» **Exercise brief**
Please print the items again exactly, beginning at the line that contains "- ccs-value: L 67: [113, 12, 135, 23]" and stopping after the line that contains "- publisher-org-char: 版: [403, 879, 419, 897]".
********************
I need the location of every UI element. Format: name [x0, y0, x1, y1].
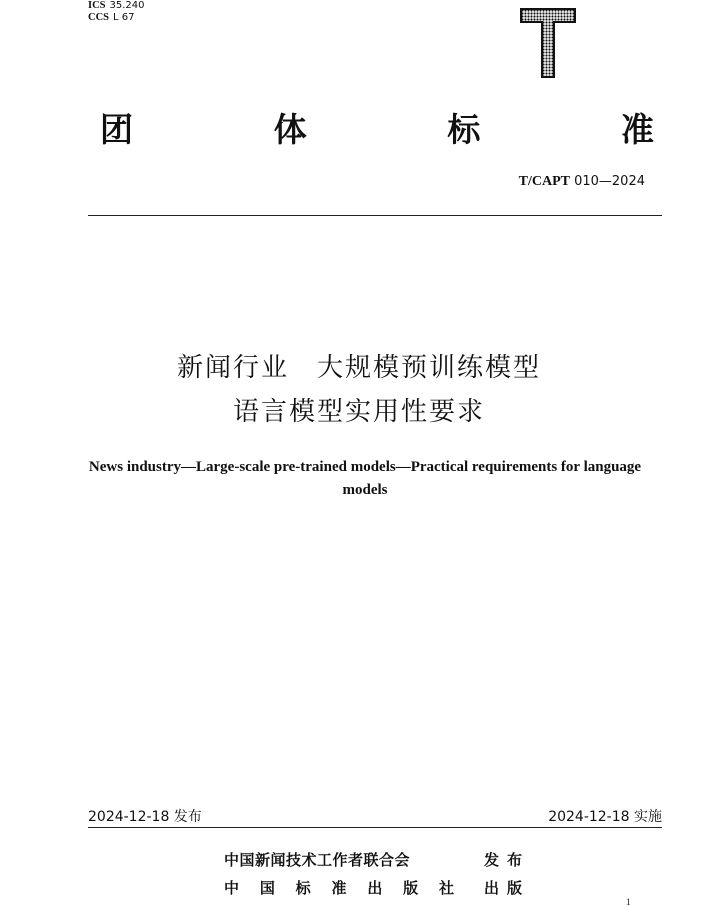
- ccs-value: L 67: [113, 12, 135, 23]
- bottom-divider: [88, 827, 662, 828]
- ics-value: 35.240: [109, 0, 145, 11]
- publish-date: 2024-12-18 发布: [88, 809, 202, 825]
- standard-number: [519, 174, 645, 190]
- english-title: News industry—Large-scale pre-trained models—Practical requirements for language models: [88, 459, 642, 498]
- chinese-title-line2: 语言模型实用性要求: [232, 397, 485, 427]
- ics-label: ICS: [88, 0, 106, 11]
- standard-type-char: 团: [100, 110, 133, 149]
- standard-number-prefix: T/CAPT: [518, 174, 570, 189]
- ccs-label: CCS: [88, 12, 110, 23]
- issuer-block: [224, 846, 530, 902]
- publisher-org-char: 社: [438, 879, 454, 897]
- ccs-code: [88, 12, 145, 24]
- standard-logo-t: [518, 6, 578, 80]
- classification-codes: [88, 0, 145, 24]
- standard-type-char: 标: [447, 110, 481, 149]
- publisher-org-char: 中: [224, 879, 240, 897]
- standard-type-char: 准: [620, 110, 654, 149]
- page-number: 1: [626, 897, 631, 907]
- chinese-title-line1: 新闻行业 大规模预训练模型: [176, 353, 541, 383]
- publisher-action: 出版: [484, 879, 531, 897]
- standard-type-char: 体: [273, 110, 307, 149]
- standard-type: [100, 104, 654, 151]
- top-divider: [88, 215, 662, 216]
- publisher-org: [224, 874, 454, 902]
- publisher-org-char: 准: [331, 879, 347, 897]
- issuer-org: 中国新闻技术工作者联合会: [224, 851, 411, 869]
- publisher-row: [224, 874, 530, 902]
- ics-code: [88, 0, 145, 12]
- publisher-org-char: 标: [295, 879, 311, 897]
- issuer-row: [224, 846, 530, 874]
- publisher-org-char: 国: [259, 879, 275, 897]
- implement-date: 2024-12-18 实施: [548, 809, 662, 825]
- issuer-action: 发布: [484, 851, 531, 869]
- date-row: [88, 806, 662, 826]
- chinese-title: [60, 346, 658, 434]
- publisher-org-char: 出: [367, 879, 383, 897]
- standard-number-value: 010—2024: [569, 174, 645, 189]
- publisher-org-char: 版: [403, 879, 419, 897]
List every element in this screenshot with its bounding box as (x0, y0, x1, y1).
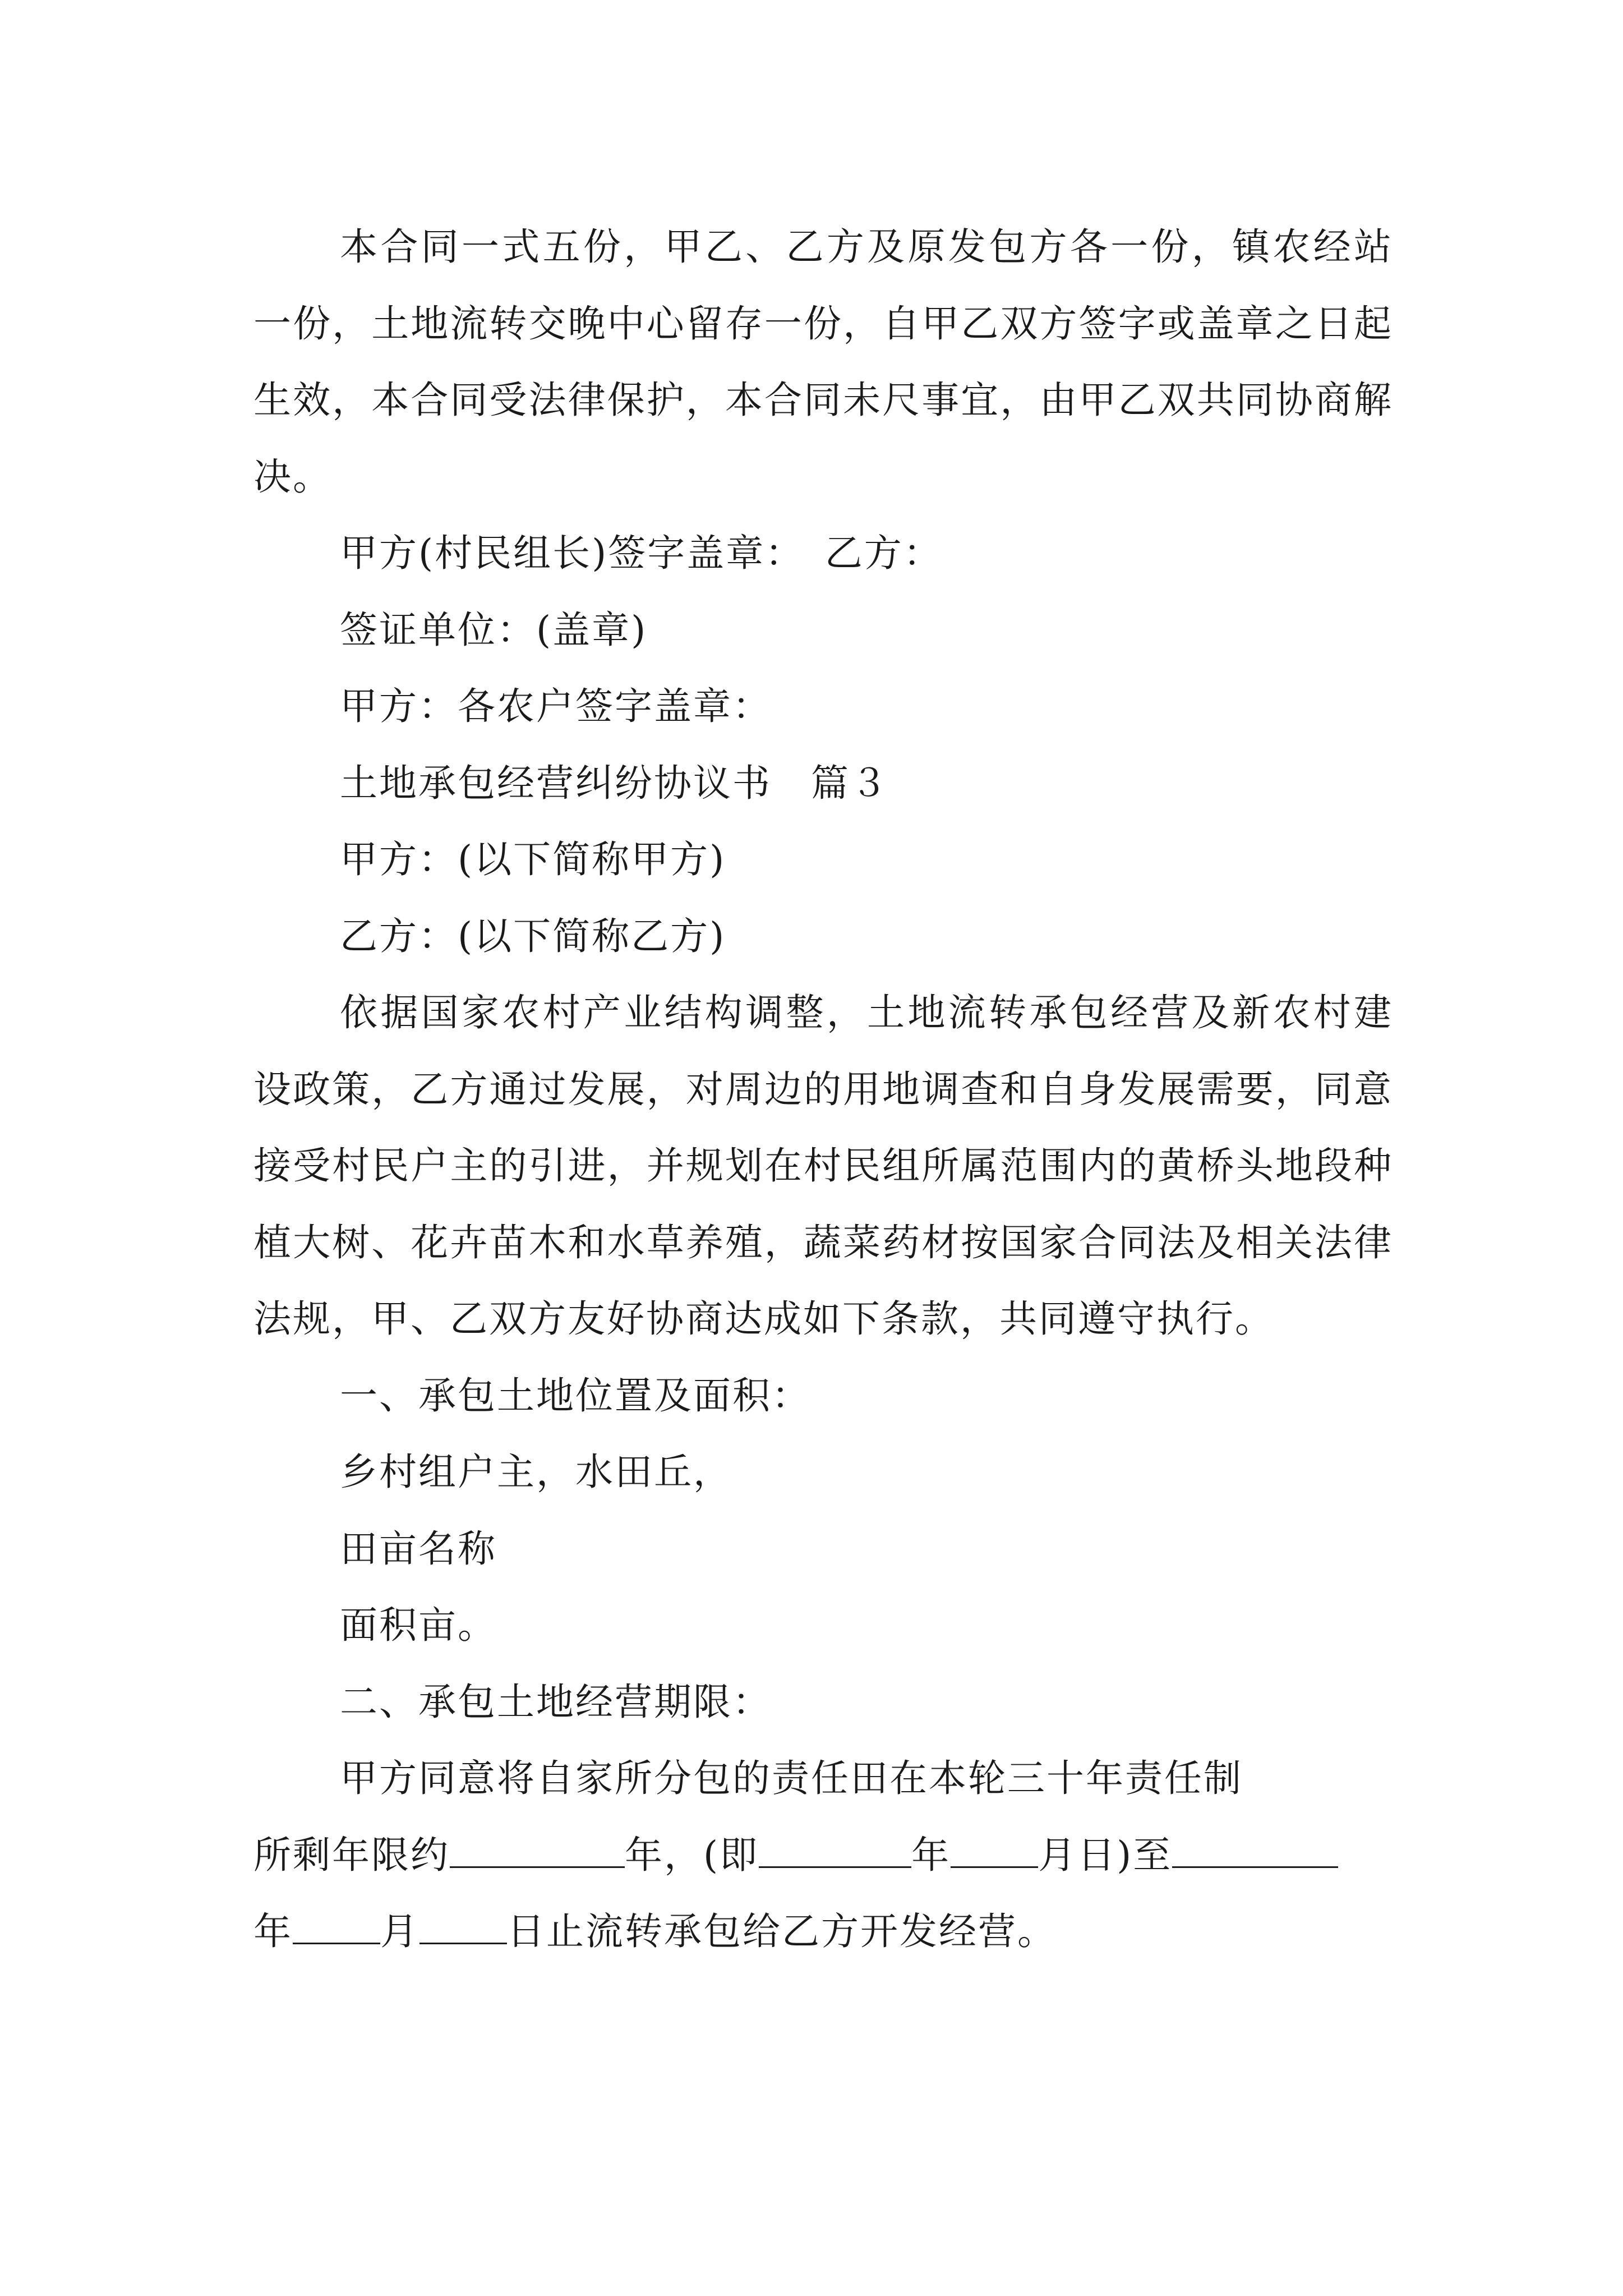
********************
» **Final answer**
- ccs-value: L 67: [113, 12, 135, 23]
- bottom-divider: [88, 827, 662, 828]
- ics-value: 35.240: [109, 0, 145, 11]
- publish-date: 2024-12-18 发布: [88, 809, 202, 825]
- standard-number: [519, 174, 645, 190]
- english-title: News industry—Large-scale pre-trained models—Practical requirements for language models: [88, 459, 642, 498]
- chinese-title-line2: 语言模型实用性要求: [232, 397, 485, 427]
- ics-label: ICS: [88, 0, 106, 11]
- standard-type-char: 团: [100, 110, 133, 149]
- standard-number-prefix: T/CAPT: [518, 174, 570, 189]
- ccs-label: CCS: [88, 12, 110, 23]
- issuer-block: [224, 846, 530, 902]
- publisher-org-char: 社: [438, 879, 454, 897]
- ccs-code: [88, 12, 145, 24]
- standard-logo-t: [518, 6, 578, 80]
- classification-codes: [88, 0, 145, 24]
- standard-type-char: 标: [447, 110, 481, 149]
- publisher-org-char: 中: [224, 879, 240, 897]
- standard-type-char: 准: [620, 110, 654, 149]
- page-number: 1: [626, 897, 631, 907]
- chinese-title-line1: 新闻行业 大规模预训练模型: [176, 353, 541, 383]
- publisher-action: 出版: [484, 879, 531, 897]
- standard-type-char: 体: [273, 110, 307, 149]
- standard-type: [100, 104, 654, 151]
- top-divider: [88, 215, 662, 216]
- publisher-org: [224, 874, 454, 902]
- publisher-org-char: 准: [331, 879, 347, 897]
- issuer-org: 中国新闻技术工作者联合会: [224, 851, 411, 869]
- publisher-row: [224, 874, 530, 902]
- ics-code: [88, 0, 145, 12]
- publisher-org-char: 标: [295, 879, 311, 897]
- issuer-row: [224, 846, 530, 874]
- publisher-org-char: 国: [259, 879, 275, 897]
- implement-date: 2024-12-18 实施: [548, 809, 662, 825]
- issuer-action: 发布: [484, 851, 531, 869]
- date-row: [88, 806, 662, 826]
- chinese-title: [60, 346, 658, 434]
- publisher-org-char: 出: [367, 879, 383, 897]
- standard-number-value: 010—2024: [569, 174, 645, 189]
- publisher-org-char: 版: [403, 879, 419, 897]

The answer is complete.